● **Task goal**: Find the number of lines below in which the word "Traumen" appears, and write that number only.

● **Extracted records**:
══════════

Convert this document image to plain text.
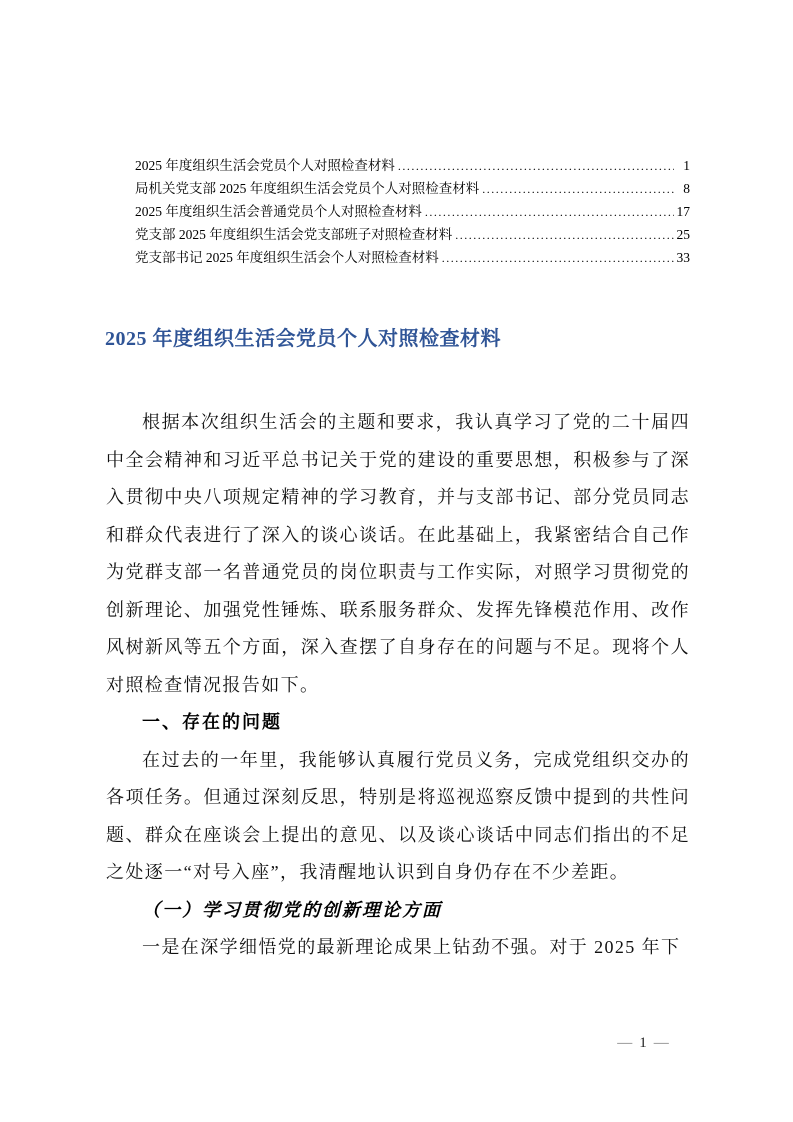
2025 年度组织生活会党员个人对照检查材料 .....	1
局机关党支部 2025 年度组织生活会党员个人对照检查材料 .....	8
2025 年度组织生活会普通党员个人对照检查材料 .....	17
党支部 2025 年度组织生活会党支部班子对照检查材料 .....	25
党支部书记 2025 年度组织生活会个人对照检查材料 .....	33
2025 年度组织生活会党员个人对照检查材料

根据本次组织生活会的主题和要求，我认真学习了党的二十届四中全会精神和习近平总书记关于党的建设的重要思想，积极参与了深入贯彻中央八项规定精神的学习教育，并与支部书记、部分党员同志和群众代表进行了深入的谈心谈话。在此基础上，我紧密结合自己作为党群支部一名普通党员的岗位职责与工作实际，对照学习贯彻党的创新理论、加强党性锤炼、联系服务群众、发挥先锋模范作用、改作风树新风等五个方面，深入查摆了自身存在的问题与不足。现将个人对照检查情况报告如下。

一、存在的问题

在过去的一年里，我能够认真履行党员义务，完成党组织交办的各项任务。但通过深刻反思，特别是将巡视巡察反馈中提到的共性问题、群众在座谈会上提出的意见、以及谈心谈话中同志们指出的不足之处逐一“对号入座”，我清醒地认识到自身仍存在不少差距。

（一）学习贯彻党的创新理论方面

一是在深学细悟党的最新理论成果上钻劲不强。对于 2025 年下

— 1 —
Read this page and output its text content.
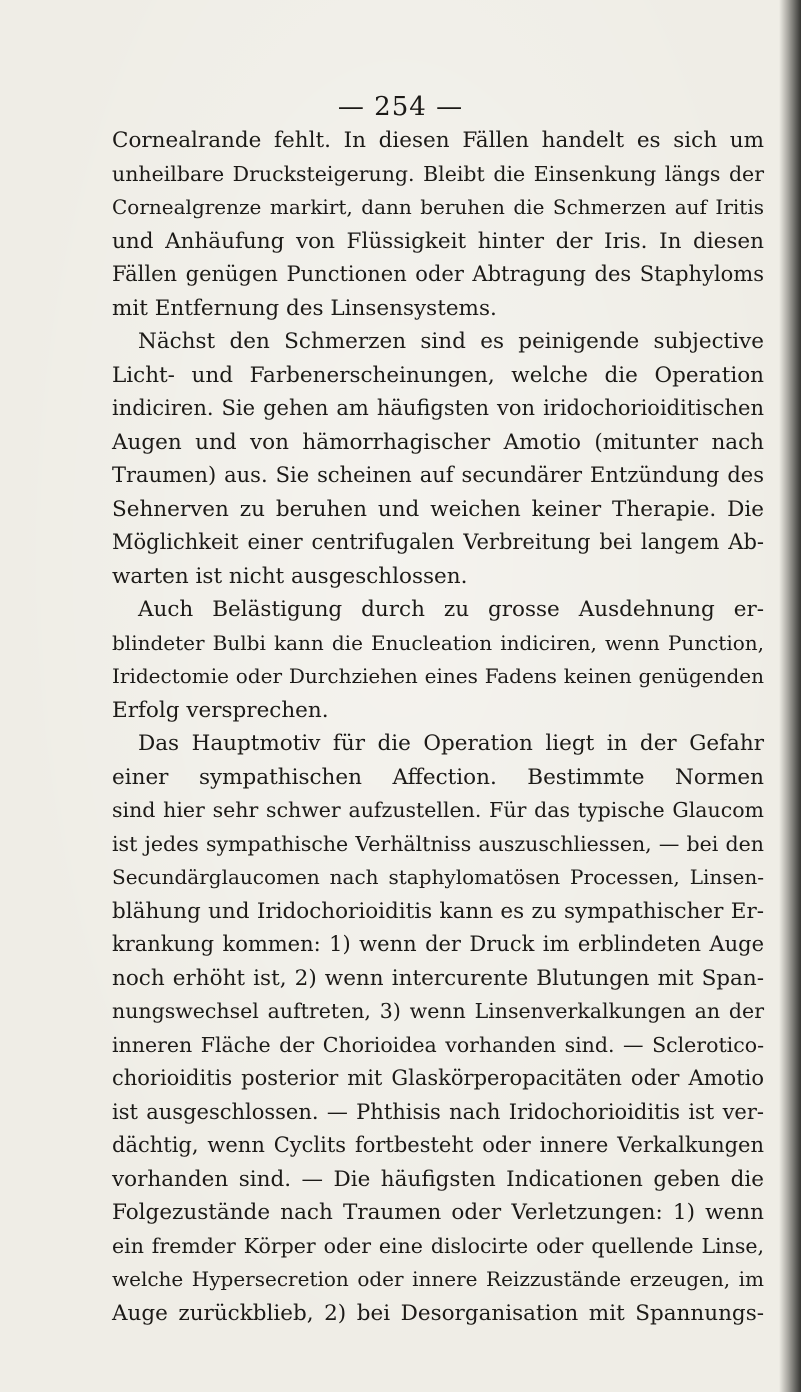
— 254 —
Cornealrande fehlt. In diesen Fällen handelt es sich um
unheilbare Drucksteigerung. Bleibt die Einsenkung längs der
Cornealgrenze markirt, dann beruhen die Schmerzen auf Iritis
und Anhäufung von Flüssigkeit hinter der Iris. In diesen
Fällen genügen Punctionen oder Abtragung des Staphyloms
mit Entfernung des Linsensystems.
Nächst den Schmerzen sind es peinigende subjective
Licht- und Farbenerscheinungen, welche die Operation
indiciren. Sie gehen am häufigsten von iridochorioiditischen
Augen und von hämorrhagischer Amotio (mitunter nach
Traumen) aus. Sie scheinen auf secundärer Entzündung des
Sehnerven zu beruhen und weichen keiner Therapie. Die
Möglichkeit einer centrifugalen Verbreitung bei langem Ab-
warten ist nicht ausgeschlossen.
Auch Belästigung durch zu grosse Ausdehnung er-
blindeter Bulbi kann die Enucleation indiciren, wenn Punction,
Iridectomie oder Durchziehen eines Fadens keinen genügenden
Erfolg versprechen.
Das Hauptmotiv für die Operation liegt in der Gefahr
einer sympathischen Affection. Bestimmte Normen
sind hier sehr schwer aufzustellen. Für das typische Glaucom
ist jedes sympathische Verhältniss auszuschliessen, — bei den
Secundärglaucomen nach staphylomatösen Processen, Linsen-
blähung und Iridochorioiditis kann es zu sympathischer Er-
krankung kommen: 1) wenn der Druck im erblindeten Auge
noch erhöht ist, 2) wenn intercurente Blutungen mit Span-
nungswechsel auftreten, 3) wenn Linsenverkalkungen an der
inneren Fläche der Chorioidea vorhanden sind. — Sclerotico-
chorioiditis posterior mit Glaskörperopacitäten oder Amotio
ist ausgeschlossen. — Phthisis nach Iridochorioiditis ist ver-
dächtig, wenn Cyclits fortbesteht oder innere Verkalkungen
vorhanden sind. — Die häufigsten Indicationen geben die
Folgezustände nach Traumen oder Verletzungen: 1) wenn
ein fremder Körper oder eine dislocirte oder quellende Linse,
welche Hypersecretion oder innere Reizzustände erzeugen, im
Auge zurückblieb, 2) bei Desorganisation mit Spannungs-
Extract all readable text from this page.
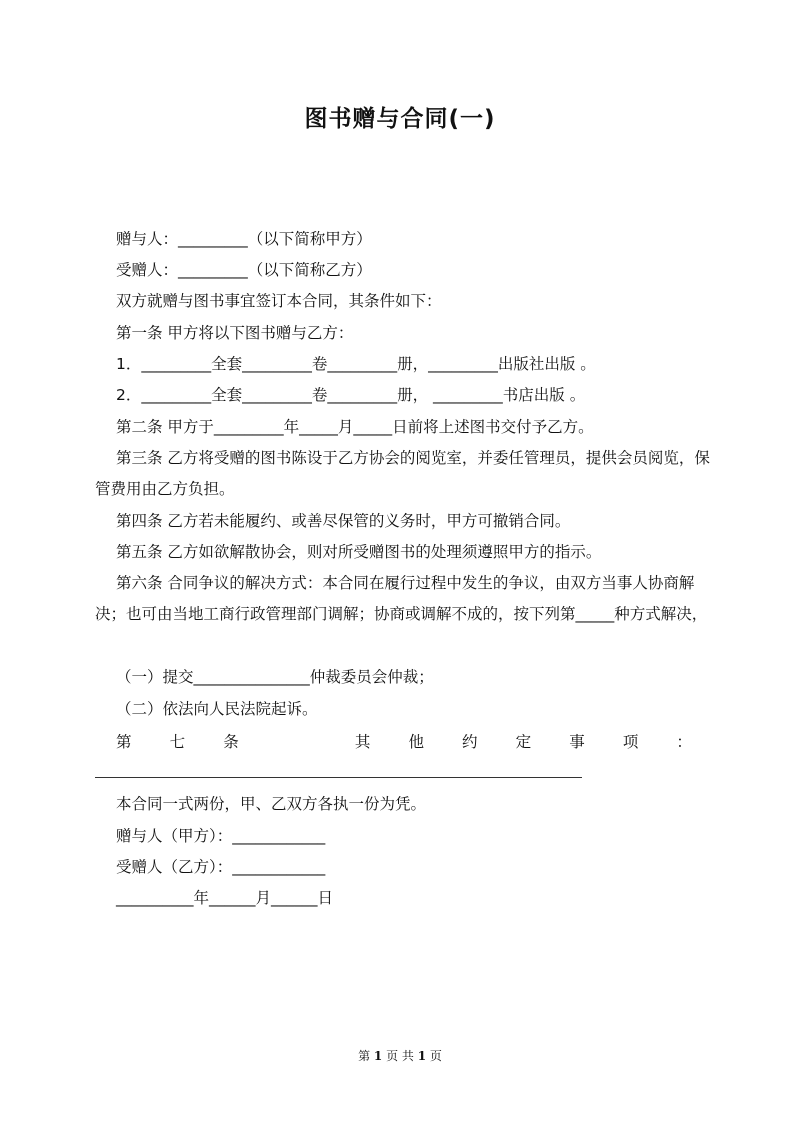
图书赠与合同(一)
赠与人：_________（以下简称甲方）
受赠人：_________（以下简称乙方）
双方就赠与图书事宜签订本合同，其条件如下：
第一条 甲方将以下图书赠与乙方：
1．_________全套_________卷_________册，_________出版社出版 。
2．_________全套_________卷_________册， _________书店出版 。
第二条 甲方于_________年_____月_____日前将上述图书交付予乙方。
第三条 乙方将受赠的图书陈设于乙方协会的阅览室，并委任管理员，提供会员阅览，保管费用由乙方负担。
第四条 乙方若未能履约、或善尽保管的义务时，甲方可撤销合同。
第五条 乙方如欲解散协会，则对所受赠图书的处理须遵照甲方的指示。
第六条 合同争议的解决方式：本合同在履行过程中发生的争议，由双方当事人协商解决；也可由当地工商行政管理部门调解；协商或调解不成的，按下列第_____种方式解决，
（一）提交_______________仲裁委员会仲裁；
（二）依法向人民法院起诉。
第 七 条	其 他 约 定 事 项 ：
本合同一式两份，甲、乙双方各执一份为凭。
赠与人（甲方）：____________
受赠人（乙方）：____________
__________年______月______日
第 1 页 共 1 页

══════════

● **Answer to this problem**: 2